Some records:
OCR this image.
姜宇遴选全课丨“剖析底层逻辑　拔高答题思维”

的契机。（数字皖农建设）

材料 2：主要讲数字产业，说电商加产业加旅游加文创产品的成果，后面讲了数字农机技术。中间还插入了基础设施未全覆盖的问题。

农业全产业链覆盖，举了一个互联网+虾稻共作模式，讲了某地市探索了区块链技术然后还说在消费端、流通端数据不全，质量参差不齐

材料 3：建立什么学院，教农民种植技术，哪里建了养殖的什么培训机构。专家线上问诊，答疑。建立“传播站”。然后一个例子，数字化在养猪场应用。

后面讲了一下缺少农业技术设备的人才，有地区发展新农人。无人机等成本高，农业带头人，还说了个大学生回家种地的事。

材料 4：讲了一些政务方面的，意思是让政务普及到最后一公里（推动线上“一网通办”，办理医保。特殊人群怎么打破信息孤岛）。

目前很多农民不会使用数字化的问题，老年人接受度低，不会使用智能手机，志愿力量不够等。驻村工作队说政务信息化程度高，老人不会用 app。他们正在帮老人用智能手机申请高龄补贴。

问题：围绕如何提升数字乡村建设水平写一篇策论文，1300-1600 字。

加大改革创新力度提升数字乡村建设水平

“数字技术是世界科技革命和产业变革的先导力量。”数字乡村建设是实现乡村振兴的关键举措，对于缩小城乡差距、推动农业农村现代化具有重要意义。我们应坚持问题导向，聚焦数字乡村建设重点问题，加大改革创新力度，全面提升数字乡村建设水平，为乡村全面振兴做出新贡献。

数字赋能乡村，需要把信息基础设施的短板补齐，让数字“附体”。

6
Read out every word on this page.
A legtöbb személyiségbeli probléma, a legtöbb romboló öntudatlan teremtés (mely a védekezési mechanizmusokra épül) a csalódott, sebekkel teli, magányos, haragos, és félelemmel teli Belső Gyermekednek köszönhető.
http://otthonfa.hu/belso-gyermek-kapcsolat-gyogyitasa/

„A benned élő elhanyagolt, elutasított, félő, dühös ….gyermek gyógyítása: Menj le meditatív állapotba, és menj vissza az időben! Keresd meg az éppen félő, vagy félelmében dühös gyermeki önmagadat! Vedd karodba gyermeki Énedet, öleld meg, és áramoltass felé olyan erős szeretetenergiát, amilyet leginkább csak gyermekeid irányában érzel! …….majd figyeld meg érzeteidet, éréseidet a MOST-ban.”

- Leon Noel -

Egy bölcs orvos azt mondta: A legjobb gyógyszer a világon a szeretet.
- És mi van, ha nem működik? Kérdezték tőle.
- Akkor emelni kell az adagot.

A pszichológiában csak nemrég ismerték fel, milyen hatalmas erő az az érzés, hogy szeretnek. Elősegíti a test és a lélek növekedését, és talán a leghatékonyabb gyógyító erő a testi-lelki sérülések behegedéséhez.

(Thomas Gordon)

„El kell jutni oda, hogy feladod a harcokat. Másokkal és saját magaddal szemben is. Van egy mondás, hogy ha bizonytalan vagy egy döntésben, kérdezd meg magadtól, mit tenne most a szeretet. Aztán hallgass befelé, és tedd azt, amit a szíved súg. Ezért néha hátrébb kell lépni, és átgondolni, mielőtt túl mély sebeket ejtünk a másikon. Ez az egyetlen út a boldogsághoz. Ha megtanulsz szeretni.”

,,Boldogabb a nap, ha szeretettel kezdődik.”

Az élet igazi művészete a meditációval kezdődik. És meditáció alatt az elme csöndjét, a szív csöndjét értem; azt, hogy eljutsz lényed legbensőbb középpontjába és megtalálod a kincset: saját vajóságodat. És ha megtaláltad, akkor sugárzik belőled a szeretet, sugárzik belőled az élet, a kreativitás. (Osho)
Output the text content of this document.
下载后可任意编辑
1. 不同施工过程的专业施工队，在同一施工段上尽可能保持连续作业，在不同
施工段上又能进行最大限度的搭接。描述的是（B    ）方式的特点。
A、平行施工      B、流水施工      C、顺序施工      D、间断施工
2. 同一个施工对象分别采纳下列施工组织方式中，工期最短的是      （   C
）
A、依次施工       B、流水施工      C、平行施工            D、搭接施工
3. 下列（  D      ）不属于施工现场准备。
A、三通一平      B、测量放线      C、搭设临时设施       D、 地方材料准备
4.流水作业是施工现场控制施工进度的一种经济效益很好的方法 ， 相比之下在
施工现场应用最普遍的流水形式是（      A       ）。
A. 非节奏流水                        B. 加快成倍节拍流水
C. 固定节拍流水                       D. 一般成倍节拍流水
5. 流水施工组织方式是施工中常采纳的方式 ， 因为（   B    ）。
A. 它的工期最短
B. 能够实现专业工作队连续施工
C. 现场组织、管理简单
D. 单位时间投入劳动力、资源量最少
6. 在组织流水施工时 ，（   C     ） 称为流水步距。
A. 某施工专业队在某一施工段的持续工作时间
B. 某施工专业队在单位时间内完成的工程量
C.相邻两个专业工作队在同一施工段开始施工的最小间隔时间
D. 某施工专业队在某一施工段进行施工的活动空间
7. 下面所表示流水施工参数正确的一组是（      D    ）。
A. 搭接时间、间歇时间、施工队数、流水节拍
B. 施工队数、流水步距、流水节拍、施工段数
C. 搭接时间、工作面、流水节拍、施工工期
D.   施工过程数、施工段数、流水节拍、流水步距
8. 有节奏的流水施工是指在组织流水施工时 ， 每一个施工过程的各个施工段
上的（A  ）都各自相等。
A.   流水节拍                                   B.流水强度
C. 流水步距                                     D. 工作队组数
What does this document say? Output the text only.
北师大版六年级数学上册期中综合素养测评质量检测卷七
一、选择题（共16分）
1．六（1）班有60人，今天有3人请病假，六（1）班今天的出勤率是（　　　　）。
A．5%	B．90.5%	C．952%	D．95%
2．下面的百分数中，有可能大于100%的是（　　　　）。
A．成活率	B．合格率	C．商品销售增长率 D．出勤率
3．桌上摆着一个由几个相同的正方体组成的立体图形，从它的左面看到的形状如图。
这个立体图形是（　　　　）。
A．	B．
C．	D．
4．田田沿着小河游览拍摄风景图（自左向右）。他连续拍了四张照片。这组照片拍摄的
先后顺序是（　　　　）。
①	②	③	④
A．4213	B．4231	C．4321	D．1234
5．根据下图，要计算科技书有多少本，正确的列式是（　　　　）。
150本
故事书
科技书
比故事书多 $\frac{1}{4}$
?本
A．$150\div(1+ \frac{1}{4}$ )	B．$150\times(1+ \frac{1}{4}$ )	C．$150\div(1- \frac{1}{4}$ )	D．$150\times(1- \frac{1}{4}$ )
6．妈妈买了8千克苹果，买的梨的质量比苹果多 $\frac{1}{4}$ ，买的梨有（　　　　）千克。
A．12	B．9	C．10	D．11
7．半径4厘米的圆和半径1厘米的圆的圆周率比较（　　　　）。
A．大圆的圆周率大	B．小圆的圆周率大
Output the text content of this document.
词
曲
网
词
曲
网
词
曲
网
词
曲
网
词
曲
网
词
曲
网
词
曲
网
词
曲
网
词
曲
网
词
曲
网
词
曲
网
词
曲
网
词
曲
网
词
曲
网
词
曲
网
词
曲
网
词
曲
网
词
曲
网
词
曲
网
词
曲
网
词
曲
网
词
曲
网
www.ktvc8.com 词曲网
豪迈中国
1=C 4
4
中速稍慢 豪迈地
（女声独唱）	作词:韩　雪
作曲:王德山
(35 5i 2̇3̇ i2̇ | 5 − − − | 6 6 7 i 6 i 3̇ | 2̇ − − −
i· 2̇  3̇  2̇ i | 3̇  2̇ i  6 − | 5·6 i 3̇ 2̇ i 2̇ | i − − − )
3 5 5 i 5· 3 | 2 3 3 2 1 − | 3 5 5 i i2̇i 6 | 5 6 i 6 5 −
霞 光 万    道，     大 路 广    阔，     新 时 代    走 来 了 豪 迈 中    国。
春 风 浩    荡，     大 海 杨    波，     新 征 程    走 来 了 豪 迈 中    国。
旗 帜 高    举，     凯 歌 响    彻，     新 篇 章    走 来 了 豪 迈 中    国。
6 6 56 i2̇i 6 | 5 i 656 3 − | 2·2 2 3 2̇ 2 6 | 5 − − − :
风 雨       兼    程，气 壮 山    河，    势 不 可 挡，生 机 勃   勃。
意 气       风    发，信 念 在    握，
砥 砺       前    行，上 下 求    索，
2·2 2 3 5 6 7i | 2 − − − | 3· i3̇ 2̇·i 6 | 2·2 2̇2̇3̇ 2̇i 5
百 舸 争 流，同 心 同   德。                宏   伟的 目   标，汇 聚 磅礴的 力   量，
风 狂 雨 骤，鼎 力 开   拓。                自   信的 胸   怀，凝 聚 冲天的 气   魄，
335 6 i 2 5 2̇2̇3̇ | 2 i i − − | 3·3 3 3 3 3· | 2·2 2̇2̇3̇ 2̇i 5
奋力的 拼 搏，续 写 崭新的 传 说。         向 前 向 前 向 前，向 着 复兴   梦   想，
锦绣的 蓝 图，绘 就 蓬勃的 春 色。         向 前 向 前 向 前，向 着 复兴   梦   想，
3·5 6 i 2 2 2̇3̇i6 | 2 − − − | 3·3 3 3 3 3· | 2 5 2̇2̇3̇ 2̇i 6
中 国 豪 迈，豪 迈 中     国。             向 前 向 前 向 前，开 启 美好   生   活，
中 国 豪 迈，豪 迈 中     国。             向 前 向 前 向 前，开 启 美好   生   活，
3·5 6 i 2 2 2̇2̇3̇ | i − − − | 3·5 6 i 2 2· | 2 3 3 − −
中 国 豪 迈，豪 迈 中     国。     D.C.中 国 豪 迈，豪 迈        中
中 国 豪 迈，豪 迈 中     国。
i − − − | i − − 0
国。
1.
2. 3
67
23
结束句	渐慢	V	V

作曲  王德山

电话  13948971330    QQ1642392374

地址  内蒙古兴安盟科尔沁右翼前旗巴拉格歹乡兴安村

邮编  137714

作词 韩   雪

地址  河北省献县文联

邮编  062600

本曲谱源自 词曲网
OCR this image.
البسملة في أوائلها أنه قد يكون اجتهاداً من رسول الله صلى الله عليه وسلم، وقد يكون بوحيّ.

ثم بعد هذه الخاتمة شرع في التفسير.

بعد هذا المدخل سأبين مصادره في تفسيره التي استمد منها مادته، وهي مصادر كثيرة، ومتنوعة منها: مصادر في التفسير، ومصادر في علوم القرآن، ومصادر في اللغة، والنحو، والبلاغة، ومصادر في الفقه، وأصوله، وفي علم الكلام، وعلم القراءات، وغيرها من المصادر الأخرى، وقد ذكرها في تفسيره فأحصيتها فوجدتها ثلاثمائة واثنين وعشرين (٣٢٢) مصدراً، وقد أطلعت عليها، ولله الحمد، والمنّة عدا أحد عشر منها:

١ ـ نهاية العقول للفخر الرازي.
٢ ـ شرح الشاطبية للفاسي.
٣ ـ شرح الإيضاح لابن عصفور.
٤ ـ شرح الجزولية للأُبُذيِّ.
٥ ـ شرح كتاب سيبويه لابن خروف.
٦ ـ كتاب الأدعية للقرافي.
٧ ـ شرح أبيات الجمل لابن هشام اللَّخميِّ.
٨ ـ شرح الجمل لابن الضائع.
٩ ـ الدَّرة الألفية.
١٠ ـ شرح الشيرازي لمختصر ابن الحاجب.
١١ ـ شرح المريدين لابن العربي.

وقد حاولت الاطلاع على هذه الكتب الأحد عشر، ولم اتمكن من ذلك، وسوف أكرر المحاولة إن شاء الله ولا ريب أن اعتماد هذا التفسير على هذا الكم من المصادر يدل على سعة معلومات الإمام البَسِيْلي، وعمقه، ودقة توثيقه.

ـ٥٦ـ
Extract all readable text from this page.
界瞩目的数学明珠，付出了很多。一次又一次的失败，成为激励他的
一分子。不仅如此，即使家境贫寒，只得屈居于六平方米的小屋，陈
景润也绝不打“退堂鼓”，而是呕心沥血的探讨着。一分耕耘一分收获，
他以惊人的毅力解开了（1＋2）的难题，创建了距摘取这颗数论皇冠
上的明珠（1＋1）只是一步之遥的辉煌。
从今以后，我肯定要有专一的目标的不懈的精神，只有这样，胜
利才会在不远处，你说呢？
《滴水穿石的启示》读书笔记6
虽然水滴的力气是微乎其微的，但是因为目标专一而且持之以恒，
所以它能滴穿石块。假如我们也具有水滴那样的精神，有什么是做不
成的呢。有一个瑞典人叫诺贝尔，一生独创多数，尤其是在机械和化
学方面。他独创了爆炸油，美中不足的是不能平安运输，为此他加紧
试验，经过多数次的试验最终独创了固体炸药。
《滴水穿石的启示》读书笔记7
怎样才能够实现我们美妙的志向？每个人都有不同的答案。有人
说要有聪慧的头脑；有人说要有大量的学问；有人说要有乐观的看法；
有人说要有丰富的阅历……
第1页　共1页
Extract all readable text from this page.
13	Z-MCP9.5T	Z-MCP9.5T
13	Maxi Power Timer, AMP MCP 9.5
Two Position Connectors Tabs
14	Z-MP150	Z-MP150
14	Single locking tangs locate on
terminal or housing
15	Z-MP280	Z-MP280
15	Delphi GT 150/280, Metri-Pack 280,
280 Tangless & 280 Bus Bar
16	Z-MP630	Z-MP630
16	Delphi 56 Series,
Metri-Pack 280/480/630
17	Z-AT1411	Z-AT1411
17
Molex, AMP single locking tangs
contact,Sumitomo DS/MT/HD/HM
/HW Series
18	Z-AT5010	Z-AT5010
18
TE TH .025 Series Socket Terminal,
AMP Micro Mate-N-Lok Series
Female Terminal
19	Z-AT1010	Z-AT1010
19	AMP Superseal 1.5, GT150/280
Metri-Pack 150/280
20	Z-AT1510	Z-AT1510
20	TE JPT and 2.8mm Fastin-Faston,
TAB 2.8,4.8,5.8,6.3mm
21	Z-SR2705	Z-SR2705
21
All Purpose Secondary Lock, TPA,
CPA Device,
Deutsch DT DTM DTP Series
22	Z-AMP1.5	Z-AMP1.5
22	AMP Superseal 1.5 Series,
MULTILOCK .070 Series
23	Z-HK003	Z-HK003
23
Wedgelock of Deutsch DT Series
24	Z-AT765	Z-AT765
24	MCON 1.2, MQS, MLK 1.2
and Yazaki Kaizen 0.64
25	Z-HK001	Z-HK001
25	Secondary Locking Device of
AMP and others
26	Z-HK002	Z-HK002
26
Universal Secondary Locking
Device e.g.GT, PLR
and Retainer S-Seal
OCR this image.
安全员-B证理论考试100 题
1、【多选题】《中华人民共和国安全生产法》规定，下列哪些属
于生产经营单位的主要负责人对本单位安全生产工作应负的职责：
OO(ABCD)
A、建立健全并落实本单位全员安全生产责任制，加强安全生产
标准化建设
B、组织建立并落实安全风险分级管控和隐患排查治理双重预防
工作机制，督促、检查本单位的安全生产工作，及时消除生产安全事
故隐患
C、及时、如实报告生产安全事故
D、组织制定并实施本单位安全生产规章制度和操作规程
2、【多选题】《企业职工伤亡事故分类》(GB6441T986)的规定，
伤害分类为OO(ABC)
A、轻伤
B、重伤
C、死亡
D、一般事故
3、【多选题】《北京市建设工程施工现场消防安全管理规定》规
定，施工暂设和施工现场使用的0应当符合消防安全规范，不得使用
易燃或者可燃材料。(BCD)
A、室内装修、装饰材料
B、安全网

● WHAT TO DO: Copy every line from the records above that contains the word "hogy".

● THE OUTPUT:
A pszichológiában csak nemrég ismerték fel, milyen hatalmas erő az az érzés, hogy szeretnek. Elősegíti a test és a lélek növekedését, és talán a leghatékonyabb gyógyító erő a testi-lelki sérülések behegedéséhez.
„El kell jutni oda, hogy feladod a harcokat. Másokkal és saját magaddal szemben is. Van egy mondás, hogy ha bizonytalan vagy egy döntésben, kérdezd meg magadtól, mit tenne most a szeretet. Aztán hallgass befelé, és tedd azt, amit a szíved súg. Ezért néha hátrébb kell lépni, és átgondolni, mielőtt túl mély sebeket ejtünk a másikon. Ez az egyetlen út a boldogsághoz. Ha megtanulsz szeretni.”
Az élet igazi művészete a meditációval kezdődik. És meditáció alatt az elme csöndjét, a szív csöndjét értem; azt, hogy eljutsz lényed legbensőbb középpontjába és megtalálod a kincset: saját vajóságodat. És ha megtaláltad, akkor sugárzik belőled a szeretet, sugárzik belőled az élet, a kreativitás. (Osho)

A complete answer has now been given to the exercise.